--- start ENTRIES ---

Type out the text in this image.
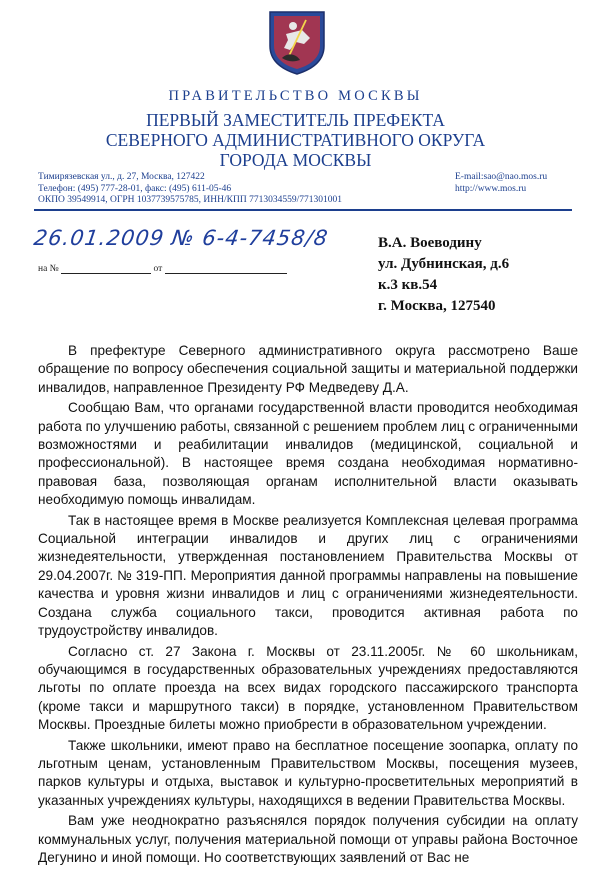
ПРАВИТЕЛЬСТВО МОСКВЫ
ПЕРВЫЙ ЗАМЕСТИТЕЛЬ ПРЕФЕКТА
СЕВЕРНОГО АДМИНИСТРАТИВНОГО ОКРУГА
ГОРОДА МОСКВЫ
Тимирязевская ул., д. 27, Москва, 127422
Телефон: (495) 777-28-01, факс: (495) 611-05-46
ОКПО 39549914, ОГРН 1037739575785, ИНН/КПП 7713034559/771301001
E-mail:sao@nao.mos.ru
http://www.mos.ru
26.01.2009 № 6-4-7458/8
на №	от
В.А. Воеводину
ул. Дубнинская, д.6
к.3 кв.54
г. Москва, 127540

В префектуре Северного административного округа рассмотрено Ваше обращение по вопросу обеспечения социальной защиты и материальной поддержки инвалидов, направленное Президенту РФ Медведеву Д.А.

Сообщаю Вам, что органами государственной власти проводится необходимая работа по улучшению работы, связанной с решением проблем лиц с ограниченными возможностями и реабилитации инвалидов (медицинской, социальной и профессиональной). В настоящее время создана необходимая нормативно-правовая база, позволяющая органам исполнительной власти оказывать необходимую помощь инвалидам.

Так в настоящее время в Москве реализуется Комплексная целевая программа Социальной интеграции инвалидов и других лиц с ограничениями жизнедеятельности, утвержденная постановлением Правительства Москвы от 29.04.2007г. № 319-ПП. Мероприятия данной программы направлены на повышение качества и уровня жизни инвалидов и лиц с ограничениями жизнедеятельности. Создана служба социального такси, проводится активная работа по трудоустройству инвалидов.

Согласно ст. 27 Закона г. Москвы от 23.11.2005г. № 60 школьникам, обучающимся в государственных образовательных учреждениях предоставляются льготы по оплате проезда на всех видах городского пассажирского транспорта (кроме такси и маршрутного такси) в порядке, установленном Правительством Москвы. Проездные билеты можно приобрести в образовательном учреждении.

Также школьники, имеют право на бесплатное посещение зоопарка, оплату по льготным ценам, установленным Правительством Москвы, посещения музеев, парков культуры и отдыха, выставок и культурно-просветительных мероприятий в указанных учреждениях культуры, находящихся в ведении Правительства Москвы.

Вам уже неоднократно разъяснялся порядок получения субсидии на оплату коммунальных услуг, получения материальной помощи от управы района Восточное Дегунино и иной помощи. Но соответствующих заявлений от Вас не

--- end ENTRIES ---
--- start ENTRIES ---

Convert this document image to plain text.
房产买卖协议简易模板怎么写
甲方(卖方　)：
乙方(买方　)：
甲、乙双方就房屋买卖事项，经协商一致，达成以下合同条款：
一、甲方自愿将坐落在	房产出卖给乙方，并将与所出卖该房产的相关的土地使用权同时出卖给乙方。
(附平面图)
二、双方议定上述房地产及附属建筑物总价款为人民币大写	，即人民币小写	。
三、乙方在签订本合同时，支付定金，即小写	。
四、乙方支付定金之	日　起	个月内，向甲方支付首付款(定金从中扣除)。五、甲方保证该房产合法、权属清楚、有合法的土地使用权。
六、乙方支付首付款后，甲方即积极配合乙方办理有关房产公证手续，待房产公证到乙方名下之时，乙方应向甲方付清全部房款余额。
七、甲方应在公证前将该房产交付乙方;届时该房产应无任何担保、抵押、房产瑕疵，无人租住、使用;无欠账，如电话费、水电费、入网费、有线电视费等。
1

--- end ENTRIES ---

■ EXERCISE DIRECTIONS: In the entries above, identify every line with the string "Москва".

■ TASK SOLUTION:
Тимирязевская ул., д. 27, Москва, 127422
г. Москва, 127540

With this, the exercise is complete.